-- Do this --
In the records that follow, show each line where the word "dieser" is present.

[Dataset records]
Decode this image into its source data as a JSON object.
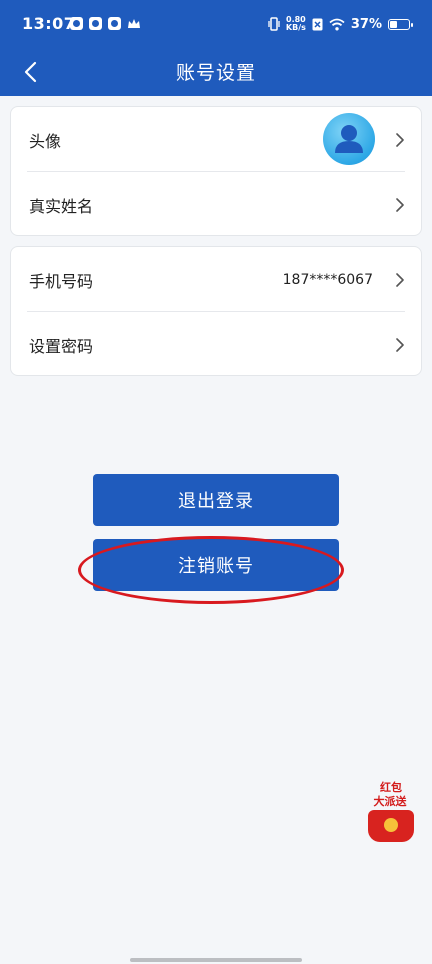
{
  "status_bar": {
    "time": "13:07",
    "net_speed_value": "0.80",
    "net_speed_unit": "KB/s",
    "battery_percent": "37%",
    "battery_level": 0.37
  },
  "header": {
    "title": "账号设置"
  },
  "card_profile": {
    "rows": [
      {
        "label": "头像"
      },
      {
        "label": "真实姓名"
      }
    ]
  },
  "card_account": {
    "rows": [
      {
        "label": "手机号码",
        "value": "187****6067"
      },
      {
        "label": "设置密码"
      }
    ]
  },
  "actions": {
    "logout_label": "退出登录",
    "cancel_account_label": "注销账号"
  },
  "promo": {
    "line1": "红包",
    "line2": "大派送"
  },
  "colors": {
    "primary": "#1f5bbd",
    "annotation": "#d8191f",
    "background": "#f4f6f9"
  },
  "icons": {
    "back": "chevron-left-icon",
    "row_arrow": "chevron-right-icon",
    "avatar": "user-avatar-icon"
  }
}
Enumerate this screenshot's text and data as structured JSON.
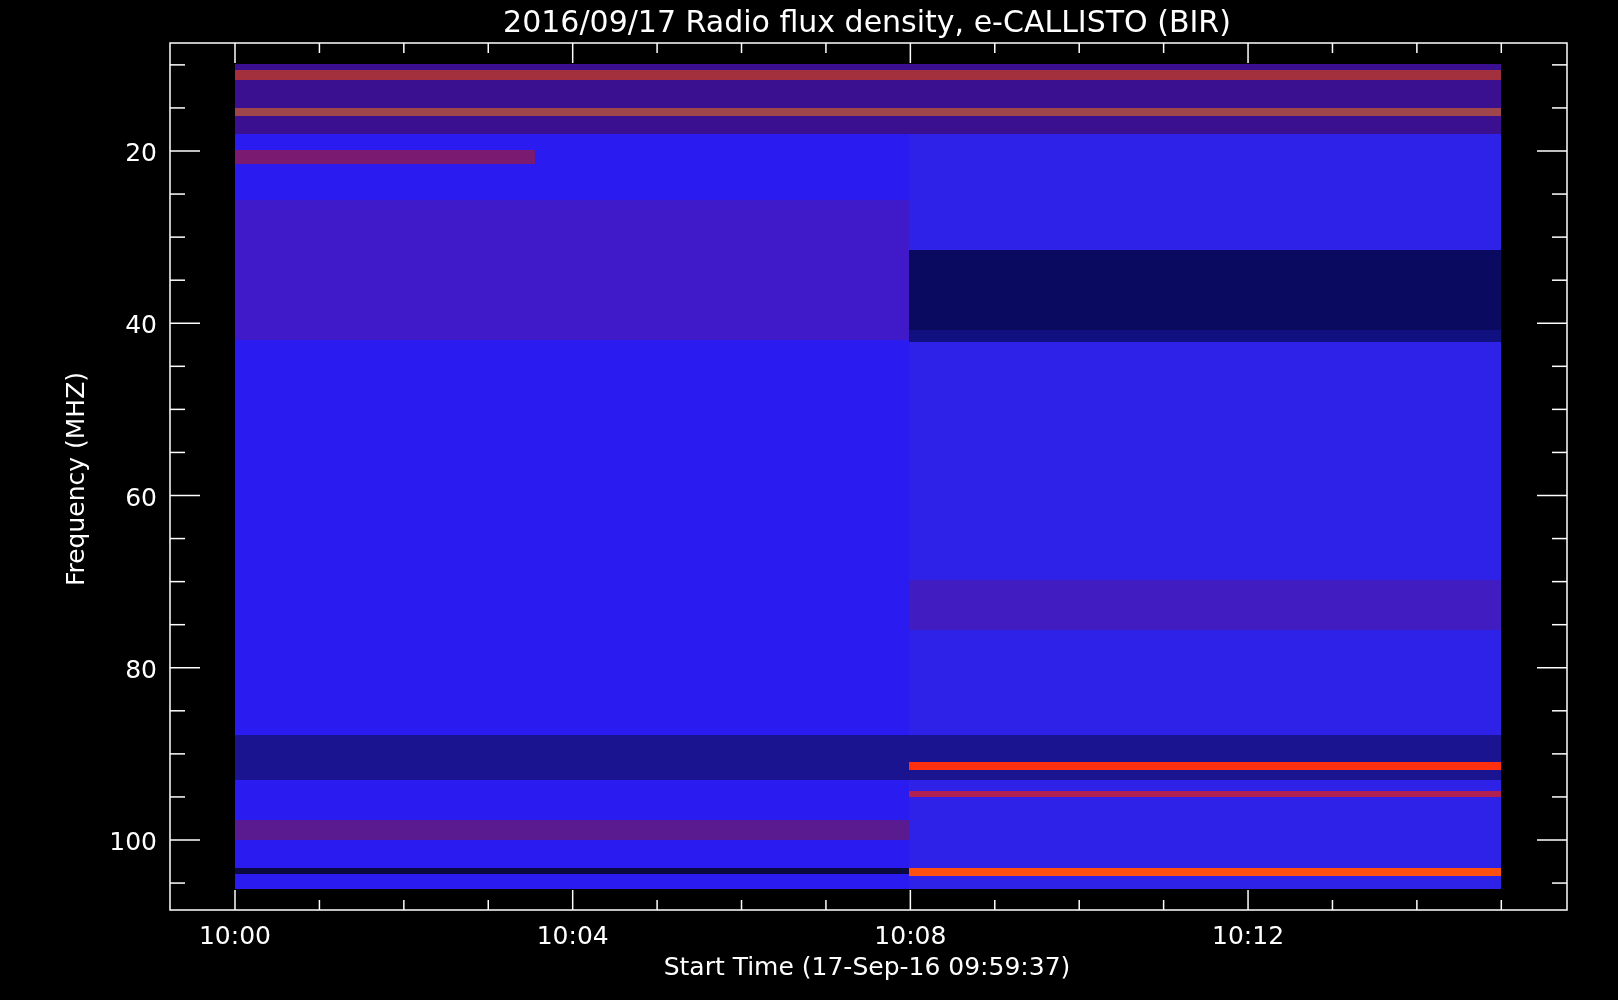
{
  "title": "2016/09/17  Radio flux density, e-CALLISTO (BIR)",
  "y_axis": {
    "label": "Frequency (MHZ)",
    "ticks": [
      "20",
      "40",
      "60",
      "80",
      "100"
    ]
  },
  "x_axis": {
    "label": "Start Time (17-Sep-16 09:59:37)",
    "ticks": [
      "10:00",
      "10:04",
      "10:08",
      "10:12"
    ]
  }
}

==

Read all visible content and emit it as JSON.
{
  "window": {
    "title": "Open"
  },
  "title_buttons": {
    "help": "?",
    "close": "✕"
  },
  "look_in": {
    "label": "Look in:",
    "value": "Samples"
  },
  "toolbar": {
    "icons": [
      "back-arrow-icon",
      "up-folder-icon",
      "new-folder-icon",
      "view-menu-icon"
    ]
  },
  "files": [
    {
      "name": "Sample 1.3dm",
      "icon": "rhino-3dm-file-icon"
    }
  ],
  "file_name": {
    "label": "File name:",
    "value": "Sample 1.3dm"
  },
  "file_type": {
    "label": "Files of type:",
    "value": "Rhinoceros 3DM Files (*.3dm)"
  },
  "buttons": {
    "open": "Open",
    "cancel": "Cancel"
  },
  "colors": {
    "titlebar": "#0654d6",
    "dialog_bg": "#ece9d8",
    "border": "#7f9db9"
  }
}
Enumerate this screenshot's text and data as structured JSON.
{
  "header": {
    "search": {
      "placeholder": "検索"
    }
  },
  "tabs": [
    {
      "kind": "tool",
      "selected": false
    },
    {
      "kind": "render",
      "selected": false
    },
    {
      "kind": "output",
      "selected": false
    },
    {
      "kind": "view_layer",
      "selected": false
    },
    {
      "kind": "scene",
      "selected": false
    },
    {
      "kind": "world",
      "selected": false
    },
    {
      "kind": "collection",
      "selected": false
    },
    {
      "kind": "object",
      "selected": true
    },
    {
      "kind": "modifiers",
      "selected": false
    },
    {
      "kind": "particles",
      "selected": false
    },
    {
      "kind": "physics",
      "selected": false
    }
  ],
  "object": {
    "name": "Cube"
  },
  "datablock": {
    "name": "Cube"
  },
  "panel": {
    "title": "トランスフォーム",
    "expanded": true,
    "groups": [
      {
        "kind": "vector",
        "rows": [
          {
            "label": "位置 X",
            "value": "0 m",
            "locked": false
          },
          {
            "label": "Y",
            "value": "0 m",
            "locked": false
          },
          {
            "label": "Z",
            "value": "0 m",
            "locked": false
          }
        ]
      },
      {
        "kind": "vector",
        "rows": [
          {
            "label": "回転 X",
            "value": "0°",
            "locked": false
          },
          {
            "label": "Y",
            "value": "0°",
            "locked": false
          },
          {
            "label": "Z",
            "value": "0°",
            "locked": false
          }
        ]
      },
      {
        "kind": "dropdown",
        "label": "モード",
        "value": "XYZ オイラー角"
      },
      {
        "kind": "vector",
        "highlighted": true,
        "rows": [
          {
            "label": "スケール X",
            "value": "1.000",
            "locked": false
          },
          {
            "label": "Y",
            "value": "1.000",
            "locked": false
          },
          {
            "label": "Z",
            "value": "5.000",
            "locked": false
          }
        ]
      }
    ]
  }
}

==

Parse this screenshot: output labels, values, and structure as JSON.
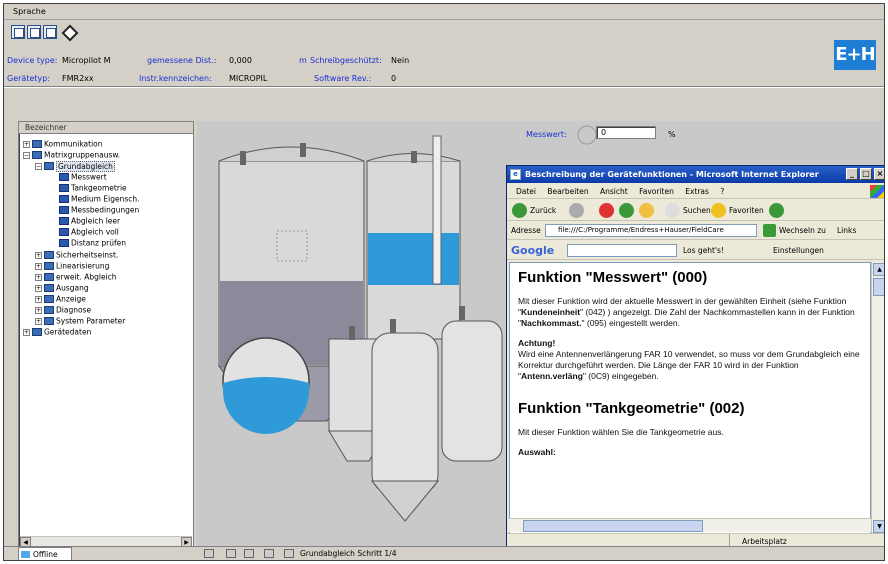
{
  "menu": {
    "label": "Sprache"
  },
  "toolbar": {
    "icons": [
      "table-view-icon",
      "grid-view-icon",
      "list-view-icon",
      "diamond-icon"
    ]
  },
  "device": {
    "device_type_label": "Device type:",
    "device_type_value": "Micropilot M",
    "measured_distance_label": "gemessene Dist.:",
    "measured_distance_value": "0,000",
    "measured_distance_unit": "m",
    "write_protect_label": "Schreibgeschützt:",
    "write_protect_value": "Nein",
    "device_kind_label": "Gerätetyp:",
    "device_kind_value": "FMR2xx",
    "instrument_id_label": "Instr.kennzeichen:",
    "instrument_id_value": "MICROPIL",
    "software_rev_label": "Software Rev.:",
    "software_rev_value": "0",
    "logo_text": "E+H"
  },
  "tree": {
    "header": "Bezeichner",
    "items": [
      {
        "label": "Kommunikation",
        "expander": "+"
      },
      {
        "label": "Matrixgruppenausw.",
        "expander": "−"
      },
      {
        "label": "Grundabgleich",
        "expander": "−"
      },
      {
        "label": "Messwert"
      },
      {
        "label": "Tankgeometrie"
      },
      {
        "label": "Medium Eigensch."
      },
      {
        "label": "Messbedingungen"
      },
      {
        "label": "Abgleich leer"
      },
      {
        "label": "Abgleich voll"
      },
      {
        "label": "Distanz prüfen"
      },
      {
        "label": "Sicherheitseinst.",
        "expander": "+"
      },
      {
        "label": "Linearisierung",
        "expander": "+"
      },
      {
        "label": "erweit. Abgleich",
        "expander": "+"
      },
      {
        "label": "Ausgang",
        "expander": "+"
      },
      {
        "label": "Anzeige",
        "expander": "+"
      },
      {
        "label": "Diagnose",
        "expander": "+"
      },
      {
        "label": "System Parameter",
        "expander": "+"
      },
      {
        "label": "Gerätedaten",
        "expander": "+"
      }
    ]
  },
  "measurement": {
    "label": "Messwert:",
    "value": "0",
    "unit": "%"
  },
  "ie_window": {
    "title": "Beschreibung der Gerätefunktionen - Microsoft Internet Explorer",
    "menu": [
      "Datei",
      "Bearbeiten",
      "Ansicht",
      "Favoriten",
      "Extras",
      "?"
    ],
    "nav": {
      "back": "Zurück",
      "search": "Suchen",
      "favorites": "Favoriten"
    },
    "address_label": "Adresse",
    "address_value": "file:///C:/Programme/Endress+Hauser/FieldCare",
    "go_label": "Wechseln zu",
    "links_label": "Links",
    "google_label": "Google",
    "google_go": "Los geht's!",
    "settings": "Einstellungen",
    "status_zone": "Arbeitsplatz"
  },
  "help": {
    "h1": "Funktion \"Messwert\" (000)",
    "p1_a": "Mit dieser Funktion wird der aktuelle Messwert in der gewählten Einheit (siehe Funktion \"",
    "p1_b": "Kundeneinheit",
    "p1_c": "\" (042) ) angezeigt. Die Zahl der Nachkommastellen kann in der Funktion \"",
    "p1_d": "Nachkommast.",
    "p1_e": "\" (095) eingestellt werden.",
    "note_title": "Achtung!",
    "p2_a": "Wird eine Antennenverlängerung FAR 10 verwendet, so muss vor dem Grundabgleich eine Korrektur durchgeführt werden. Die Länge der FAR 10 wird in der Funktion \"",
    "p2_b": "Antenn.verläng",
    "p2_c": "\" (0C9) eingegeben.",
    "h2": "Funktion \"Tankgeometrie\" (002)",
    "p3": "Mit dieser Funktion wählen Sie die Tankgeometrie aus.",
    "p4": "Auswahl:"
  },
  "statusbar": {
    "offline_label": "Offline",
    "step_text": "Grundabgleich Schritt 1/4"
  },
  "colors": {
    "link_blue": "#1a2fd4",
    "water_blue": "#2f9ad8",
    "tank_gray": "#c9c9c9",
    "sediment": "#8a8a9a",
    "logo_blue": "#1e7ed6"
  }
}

-- Exercise result --
    "p1_a": "Mit dieser Funktion wird der aktuelle Messwert in der gewählten Einheit (siehe Funktion \"",
    "p3": "Mit dieser Funktion wählen Sie die Tankgeometrie aus.",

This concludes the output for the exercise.